[The task]
Quote the material below word for word, but leave out the pictures.

Region boundary data:

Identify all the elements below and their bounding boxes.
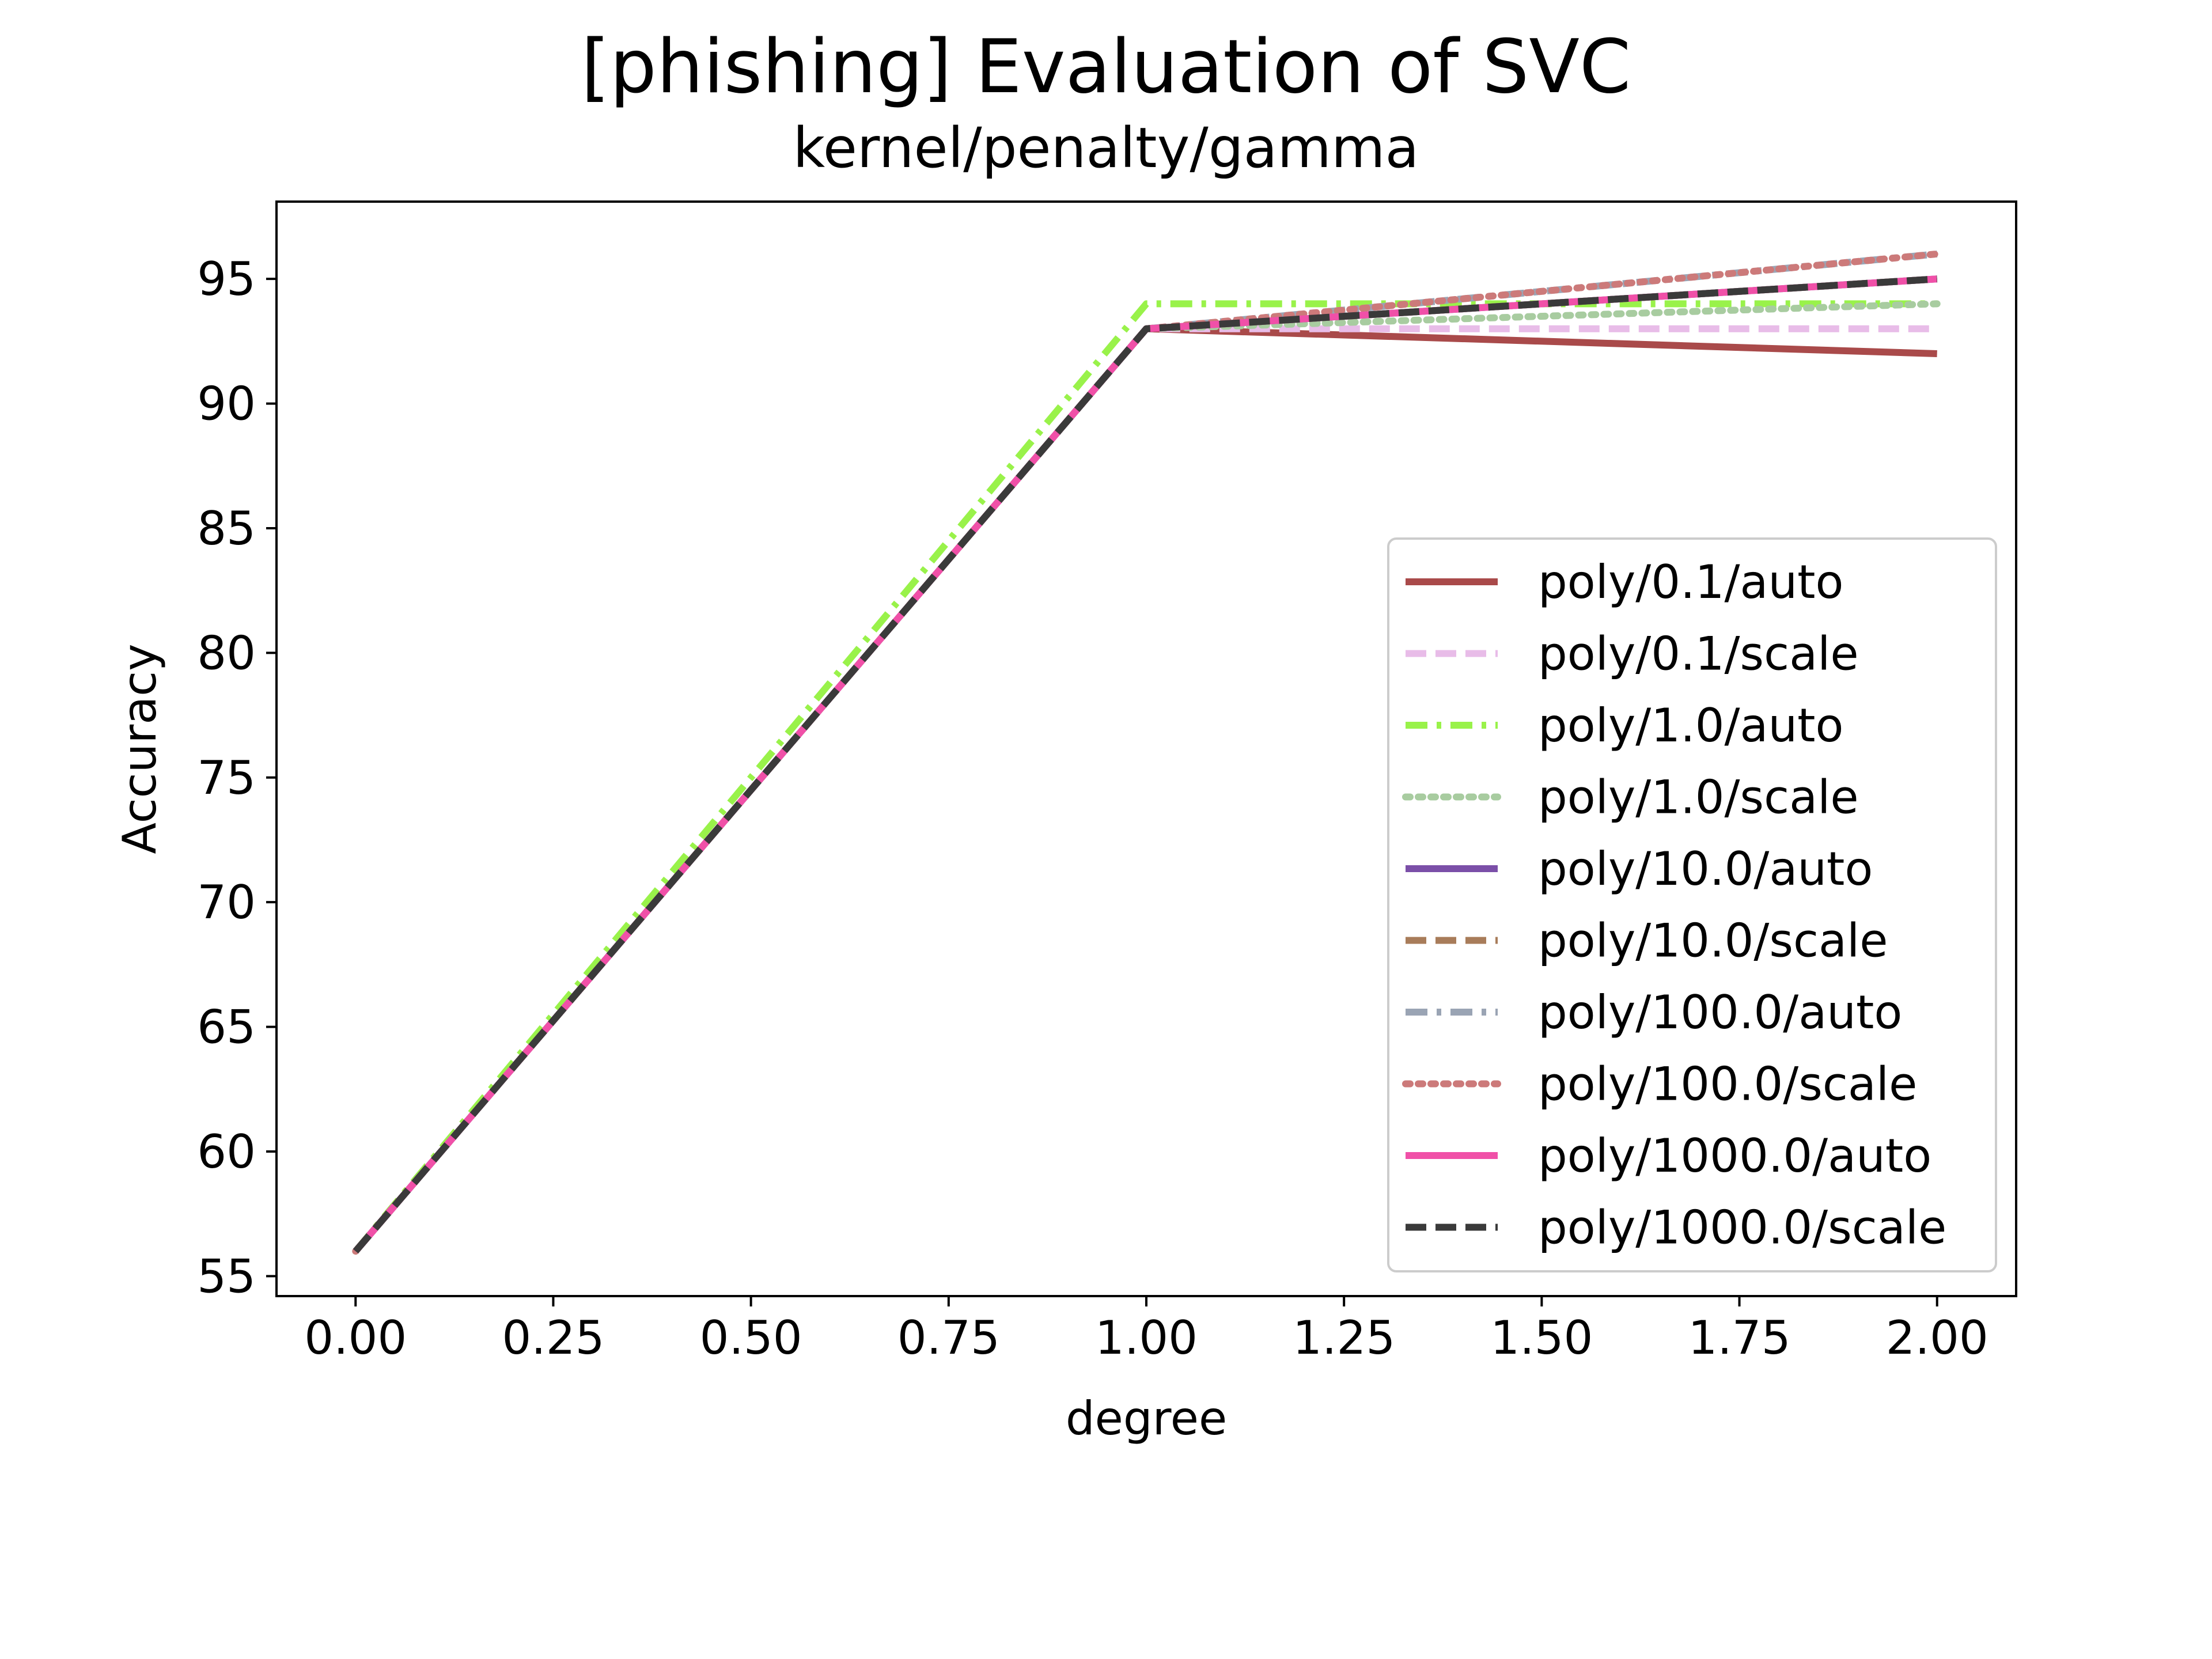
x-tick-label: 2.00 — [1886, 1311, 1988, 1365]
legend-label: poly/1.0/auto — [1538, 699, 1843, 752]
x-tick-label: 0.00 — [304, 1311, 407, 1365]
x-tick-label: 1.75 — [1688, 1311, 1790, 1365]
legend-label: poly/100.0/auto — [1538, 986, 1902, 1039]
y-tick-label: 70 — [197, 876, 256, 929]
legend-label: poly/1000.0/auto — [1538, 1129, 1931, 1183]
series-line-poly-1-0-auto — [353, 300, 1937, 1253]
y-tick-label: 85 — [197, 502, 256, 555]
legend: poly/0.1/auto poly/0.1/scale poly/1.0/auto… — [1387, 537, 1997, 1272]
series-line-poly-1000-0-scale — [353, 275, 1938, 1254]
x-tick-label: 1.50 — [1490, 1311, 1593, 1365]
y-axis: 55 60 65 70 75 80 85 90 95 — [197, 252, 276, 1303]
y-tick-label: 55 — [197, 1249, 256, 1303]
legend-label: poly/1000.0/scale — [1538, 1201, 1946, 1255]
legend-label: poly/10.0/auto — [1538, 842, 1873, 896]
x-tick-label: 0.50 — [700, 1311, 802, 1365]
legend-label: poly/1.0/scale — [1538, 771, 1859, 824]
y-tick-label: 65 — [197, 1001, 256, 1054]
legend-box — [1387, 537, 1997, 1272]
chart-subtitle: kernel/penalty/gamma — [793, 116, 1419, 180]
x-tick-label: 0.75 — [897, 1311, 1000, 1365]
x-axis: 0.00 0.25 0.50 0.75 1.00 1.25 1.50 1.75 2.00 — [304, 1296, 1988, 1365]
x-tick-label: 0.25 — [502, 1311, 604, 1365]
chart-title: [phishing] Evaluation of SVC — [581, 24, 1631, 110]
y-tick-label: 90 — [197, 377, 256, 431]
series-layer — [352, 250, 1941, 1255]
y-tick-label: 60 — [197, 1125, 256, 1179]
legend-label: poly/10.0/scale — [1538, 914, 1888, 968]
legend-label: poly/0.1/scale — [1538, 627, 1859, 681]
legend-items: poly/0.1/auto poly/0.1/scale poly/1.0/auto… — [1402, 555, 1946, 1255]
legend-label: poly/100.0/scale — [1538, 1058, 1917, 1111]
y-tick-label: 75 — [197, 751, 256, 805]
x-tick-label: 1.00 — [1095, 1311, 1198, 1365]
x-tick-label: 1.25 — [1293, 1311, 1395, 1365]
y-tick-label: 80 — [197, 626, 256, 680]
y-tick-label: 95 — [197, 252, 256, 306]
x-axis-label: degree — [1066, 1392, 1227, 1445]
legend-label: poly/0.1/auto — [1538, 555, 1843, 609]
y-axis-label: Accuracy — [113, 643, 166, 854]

[Correct answer]
Identify all the elements below and their bounding boxes.
x-tick-label: 2.00 — [1886, 1311, 1988, 1365]
legend-label: poly/1.0/auto — [1538, 699, 1843, 752]
x-tick-label: 0.00 — [304, 1311, 407, 1365]
x-tick-label: 1.75 — [1688, 1311, 1790, 1365]
legend-label: poly/100.0/auto — [1538, 986, 1902, 1039]
y-tick-label: 70 — [197, 876, 256, 929]
legend-label: poly/1000.0/auto — [1538, 1129, 1931, 1183]
series-line-poly-1-0-auto — [353, 300, 1937, 1253]
y-tick-label: 85 — [197, 502, 256, 555]
legend: poly/0.1/auto poly/0.1/scale poly/1.0/auto… — [1387, 537, 1997, 1272]
series-line-poly-1000-0-scale — [353, 275, 1938, 1254]
x-tick-label: 1.50 — [1490, 1311, 1593, 1365]
y-axis: 55 60 65 70 75 80 85 90 95 — [197, 252, 276, 1303]
y-tick-label: 55 — [197, 1249, 256, 1303]
legend-label: poly/1000.0/scale — [1538, 1201, 1946, 1255]
legend-label: poly/10.0/auto — [1538, 842, 1873, 896]
x-tick-label: 0.50 — [700, 1311, 802, 1365]
legend-label: poly/1.0/scale — [1538, 771, 1859, 824]
y-tick-label: 65 — [197, 1001, 256, 1054]
legend-box — [1387, 537, 1997, 1272]
chart-subtitle: kernel/penalty/gamma — [793, 116, 1419, 180]
x-tick-label: 0.75 — [897, 1311, 1000, 1365]
x-axis: 0.00 0.25 0.50 0.75 1.00 1.25 1.50 1.75 2.00 — [304, 1296, 1988, 1365]
x-tick-label: 0.25 — [502, 1311, 604, 1365]
chart-title: [phishing] Evaluation of SVC — [581, 24, 1631, 110]
y-tick-label: 90 — [197, 377, 256, 431]
series-layer — [352, 250, 1941, 1255]
y-tick-label: 60 — [197, 1125, 256, 1179]
legend-label: poly/10.0/scale — [1538, 914, 1888, 968]
legend-label: poly/0.1/scale — [1538, 627, 1859, 681]
legend-items: poly/0.1/auto poly/0.1/scale poly/1.0/auto… — [1402, 555, 1946, 1255]
legend-label: poly/100.0/scale — [1538, 1058, 1917, 1111]
y-tick-label: 75 — [197, 751, 256, 805]
x-tick-label: 1.00 — [1095, 1311, 1198, 1365]
x-tick-label: 1.25 — [1293, 1311, 1395, 1365]
y-tick-label: 80 — [197, 626, 256, 680]
y-tick-label: 95 — [197, 252, 256, 306]
x-axis-label: degree — [1066, 1392, 1227, 1445]
legend-label: poly/0.1/auto — [1538, 555, 1843, 609]
y-axis-label: Accuracy — [113, 643, 166, 854]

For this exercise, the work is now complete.